START
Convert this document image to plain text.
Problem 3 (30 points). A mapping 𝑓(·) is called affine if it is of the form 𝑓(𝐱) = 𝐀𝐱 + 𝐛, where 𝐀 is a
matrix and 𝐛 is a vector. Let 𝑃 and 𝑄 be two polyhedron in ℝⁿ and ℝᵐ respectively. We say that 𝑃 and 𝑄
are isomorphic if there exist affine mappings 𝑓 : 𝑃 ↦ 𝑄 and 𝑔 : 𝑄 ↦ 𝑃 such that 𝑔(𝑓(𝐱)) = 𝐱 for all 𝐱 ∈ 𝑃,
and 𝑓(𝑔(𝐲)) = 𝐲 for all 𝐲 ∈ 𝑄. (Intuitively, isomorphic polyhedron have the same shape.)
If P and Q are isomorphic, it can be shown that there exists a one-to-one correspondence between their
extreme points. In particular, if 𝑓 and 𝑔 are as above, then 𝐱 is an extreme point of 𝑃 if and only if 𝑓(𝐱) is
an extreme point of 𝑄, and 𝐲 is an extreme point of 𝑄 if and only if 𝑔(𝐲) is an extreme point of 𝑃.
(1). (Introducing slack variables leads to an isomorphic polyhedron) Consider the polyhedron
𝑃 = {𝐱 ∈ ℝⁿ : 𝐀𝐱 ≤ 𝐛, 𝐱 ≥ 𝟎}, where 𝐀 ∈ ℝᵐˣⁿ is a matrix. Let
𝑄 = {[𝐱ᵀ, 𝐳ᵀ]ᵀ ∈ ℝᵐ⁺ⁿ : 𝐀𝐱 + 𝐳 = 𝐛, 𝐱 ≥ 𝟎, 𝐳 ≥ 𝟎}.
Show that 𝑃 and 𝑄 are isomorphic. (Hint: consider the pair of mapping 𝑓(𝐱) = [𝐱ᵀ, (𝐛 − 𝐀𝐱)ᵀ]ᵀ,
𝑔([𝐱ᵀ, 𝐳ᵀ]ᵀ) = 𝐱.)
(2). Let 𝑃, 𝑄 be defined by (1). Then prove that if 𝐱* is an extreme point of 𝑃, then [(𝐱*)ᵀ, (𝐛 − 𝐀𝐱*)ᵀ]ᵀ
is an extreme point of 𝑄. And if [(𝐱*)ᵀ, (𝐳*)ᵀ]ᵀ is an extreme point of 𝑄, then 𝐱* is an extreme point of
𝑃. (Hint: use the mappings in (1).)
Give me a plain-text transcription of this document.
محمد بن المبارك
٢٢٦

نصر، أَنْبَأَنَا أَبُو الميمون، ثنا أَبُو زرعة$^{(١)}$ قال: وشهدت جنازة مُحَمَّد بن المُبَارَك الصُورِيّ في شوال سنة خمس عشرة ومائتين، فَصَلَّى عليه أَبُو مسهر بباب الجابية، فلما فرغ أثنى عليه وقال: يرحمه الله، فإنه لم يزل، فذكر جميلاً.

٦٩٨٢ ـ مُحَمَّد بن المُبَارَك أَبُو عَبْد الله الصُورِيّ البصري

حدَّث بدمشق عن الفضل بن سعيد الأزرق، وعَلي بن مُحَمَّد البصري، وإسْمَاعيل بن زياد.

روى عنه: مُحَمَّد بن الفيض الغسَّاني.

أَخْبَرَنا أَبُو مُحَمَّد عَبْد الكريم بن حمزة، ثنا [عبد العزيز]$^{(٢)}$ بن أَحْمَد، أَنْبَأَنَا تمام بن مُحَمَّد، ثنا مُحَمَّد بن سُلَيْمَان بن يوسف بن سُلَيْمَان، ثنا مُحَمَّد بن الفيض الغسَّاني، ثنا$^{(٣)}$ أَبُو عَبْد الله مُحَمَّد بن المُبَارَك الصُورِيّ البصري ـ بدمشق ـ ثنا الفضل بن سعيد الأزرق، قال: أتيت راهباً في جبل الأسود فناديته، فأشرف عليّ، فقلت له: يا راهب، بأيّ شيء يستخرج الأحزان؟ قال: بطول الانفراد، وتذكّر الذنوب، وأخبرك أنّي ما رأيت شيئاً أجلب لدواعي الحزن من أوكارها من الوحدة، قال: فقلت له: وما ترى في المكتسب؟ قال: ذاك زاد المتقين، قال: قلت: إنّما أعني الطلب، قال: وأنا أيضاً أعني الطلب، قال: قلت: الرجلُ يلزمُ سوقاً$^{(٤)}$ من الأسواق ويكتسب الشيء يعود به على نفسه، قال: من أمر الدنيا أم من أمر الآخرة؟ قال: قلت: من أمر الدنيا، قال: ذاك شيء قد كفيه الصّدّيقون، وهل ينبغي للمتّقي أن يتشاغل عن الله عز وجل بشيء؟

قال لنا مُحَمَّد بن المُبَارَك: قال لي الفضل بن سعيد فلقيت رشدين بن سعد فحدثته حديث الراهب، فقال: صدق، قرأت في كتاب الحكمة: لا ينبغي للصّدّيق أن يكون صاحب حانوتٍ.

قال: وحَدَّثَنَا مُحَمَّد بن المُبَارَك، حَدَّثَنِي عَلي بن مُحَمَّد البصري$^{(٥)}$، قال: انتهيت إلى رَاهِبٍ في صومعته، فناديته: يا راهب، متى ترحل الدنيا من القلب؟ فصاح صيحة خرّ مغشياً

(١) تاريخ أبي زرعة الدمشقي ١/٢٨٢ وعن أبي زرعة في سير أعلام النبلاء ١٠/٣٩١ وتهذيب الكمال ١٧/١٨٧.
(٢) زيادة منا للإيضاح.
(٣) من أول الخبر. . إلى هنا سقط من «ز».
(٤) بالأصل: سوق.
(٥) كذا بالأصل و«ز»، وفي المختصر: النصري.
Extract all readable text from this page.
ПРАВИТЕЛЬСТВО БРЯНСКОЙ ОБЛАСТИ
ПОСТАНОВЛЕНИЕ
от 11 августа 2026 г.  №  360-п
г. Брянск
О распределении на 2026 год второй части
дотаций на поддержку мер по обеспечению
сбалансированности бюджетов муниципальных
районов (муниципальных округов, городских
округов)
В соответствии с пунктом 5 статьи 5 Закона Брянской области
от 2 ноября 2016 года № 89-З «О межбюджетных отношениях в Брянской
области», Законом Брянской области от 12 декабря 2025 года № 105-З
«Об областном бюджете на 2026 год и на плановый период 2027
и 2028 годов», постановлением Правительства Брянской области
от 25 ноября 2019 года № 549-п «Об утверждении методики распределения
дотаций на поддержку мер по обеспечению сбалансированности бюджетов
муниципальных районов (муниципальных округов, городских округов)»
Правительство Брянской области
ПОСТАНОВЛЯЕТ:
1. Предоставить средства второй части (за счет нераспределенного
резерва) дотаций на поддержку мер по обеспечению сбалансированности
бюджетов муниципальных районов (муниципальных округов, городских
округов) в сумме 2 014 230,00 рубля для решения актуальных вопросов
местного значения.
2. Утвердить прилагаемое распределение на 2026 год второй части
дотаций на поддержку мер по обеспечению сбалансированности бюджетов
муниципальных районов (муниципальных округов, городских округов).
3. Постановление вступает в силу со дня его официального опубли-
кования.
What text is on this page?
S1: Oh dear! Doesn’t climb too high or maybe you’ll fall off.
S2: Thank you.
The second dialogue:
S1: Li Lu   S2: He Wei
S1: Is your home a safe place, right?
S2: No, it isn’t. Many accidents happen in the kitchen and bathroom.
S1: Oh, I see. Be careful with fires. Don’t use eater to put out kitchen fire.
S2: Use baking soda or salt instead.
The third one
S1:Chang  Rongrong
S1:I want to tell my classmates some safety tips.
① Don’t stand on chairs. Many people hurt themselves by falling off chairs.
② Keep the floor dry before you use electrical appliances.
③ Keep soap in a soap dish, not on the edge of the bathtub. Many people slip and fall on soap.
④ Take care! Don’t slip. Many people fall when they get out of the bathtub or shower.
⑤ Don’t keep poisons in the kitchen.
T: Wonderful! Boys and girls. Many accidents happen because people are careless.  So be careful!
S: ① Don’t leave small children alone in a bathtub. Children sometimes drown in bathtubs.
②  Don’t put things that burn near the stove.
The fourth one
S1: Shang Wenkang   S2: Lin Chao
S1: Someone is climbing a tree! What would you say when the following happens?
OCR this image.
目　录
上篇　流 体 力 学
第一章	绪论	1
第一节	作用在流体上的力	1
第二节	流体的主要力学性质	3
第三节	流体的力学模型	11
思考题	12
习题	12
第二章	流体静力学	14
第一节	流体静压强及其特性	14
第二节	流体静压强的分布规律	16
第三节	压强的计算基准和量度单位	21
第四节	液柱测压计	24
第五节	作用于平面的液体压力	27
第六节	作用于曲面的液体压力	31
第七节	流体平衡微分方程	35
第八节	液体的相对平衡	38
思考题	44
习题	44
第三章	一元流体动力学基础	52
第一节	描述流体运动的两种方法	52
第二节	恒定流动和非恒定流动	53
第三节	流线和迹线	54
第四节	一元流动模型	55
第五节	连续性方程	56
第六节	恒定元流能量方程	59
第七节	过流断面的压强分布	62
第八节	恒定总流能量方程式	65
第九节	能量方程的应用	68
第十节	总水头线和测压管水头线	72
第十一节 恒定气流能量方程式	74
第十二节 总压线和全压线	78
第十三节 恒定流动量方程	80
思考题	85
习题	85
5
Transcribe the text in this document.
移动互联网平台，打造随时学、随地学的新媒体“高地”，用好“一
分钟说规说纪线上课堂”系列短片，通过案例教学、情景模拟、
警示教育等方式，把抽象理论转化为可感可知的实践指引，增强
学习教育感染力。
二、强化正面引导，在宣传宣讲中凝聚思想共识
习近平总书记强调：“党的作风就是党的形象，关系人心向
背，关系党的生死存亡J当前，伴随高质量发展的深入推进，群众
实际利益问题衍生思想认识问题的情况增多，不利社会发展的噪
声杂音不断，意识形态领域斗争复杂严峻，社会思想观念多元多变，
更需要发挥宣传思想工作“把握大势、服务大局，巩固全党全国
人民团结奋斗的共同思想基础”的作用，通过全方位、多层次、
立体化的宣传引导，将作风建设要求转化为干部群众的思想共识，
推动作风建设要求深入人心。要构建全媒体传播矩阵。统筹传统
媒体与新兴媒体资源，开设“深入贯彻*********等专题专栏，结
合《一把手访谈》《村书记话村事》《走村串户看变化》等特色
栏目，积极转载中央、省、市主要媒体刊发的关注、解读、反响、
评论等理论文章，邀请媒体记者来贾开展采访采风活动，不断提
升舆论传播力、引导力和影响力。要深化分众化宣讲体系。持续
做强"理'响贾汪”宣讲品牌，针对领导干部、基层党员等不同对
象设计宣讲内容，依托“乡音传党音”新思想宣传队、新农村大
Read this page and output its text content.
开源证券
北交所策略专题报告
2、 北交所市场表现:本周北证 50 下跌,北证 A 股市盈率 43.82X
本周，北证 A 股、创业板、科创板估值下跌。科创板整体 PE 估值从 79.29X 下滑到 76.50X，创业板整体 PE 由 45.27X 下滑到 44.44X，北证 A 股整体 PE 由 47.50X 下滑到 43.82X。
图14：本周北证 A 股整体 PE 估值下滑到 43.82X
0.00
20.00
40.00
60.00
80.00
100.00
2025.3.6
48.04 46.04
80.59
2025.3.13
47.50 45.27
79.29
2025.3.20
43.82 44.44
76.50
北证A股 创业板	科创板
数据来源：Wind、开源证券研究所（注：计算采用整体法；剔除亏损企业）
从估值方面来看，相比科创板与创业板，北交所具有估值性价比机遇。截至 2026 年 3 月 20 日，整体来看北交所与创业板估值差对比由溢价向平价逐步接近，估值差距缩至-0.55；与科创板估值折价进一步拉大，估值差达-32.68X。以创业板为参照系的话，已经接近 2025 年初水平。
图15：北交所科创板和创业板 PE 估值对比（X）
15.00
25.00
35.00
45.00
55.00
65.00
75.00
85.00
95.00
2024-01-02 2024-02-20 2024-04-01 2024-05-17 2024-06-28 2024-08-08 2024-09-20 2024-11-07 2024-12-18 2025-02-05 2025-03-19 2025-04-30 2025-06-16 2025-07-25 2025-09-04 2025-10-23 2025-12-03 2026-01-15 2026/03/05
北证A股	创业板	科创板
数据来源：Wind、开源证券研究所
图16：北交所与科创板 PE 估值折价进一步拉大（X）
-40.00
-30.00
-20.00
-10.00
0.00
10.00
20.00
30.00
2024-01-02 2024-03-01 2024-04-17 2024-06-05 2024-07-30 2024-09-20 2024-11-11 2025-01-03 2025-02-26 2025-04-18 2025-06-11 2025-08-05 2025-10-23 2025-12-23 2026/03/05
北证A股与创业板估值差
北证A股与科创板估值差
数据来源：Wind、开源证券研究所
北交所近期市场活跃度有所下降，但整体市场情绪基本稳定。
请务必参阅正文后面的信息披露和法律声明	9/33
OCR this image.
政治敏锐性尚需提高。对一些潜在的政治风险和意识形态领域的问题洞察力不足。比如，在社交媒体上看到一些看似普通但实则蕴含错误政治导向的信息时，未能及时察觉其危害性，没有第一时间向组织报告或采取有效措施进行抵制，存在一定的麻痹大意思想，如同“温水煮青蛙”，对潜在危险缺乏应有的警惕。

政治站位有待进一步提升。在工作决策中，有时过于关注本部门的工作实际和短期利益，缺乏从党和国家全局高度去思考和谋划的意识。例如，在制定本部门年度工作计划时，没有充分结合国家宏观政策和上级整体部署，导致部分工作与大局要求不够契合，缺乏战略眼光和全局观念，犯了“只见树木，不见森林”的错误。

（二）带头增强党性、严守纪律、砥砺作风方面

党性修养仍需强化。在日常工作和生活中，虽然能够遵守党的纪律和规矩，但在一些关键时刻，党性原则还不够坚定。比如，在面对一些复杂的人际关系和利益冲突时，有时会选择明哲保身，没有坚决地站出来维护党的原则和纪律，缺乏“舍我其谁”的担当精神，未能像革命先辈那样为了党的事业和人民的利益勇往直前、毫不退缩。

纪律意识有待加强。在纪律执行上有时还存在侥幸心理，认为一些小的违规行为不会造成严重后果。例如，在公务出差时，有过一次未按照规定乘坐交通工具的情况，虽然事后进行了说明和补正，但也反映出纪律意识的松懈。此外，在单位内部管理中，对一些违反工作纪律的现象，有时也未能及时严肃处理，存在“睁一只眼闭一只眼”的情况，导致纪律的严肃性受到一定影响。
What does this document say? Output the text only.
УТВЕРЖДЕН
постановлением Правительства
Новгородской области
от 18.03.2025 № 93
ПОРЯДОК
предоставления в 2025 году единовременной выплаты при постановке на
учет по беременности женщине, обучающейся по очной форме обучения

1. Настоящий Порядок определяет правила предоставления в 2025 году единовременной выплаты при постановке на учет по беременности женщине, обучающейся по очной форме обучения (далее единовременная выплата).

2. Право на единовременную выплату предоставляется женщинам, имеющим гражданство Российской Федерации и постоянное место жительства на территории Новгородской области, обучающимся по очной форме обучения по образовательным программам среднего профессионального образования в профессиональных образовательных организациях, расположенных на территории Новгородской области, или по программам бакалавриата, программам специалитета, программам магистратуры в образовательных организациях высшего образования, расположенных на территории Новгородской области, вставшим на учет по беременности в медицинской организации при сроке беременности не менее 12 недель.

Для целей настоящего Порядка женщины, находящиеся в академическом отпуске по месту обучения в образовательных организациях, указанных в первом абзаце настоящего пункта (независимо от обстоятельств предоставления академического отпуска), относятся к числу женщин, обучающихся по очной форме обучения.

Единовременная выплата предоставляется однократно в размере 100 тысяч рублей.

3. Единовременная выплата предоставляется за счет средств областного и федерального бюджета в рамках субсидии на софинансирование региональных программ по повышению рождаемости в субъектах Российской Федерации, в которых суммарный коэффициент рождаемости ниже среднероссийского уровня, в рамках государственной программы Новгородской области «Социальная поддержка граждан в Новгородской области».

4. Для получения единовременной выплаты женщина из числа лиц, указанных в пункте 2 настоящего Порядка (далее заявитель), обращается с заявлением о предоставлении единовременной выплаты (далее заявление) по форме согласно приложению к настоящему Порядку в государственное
END
Gather up every line from the listing above in which the word "بالأصل" occurs.

**TASK ANSWER**
(٤) بالأصل: سوق.
(٥) كذا بالأصل و«ز»، وفي المختصر: النصري.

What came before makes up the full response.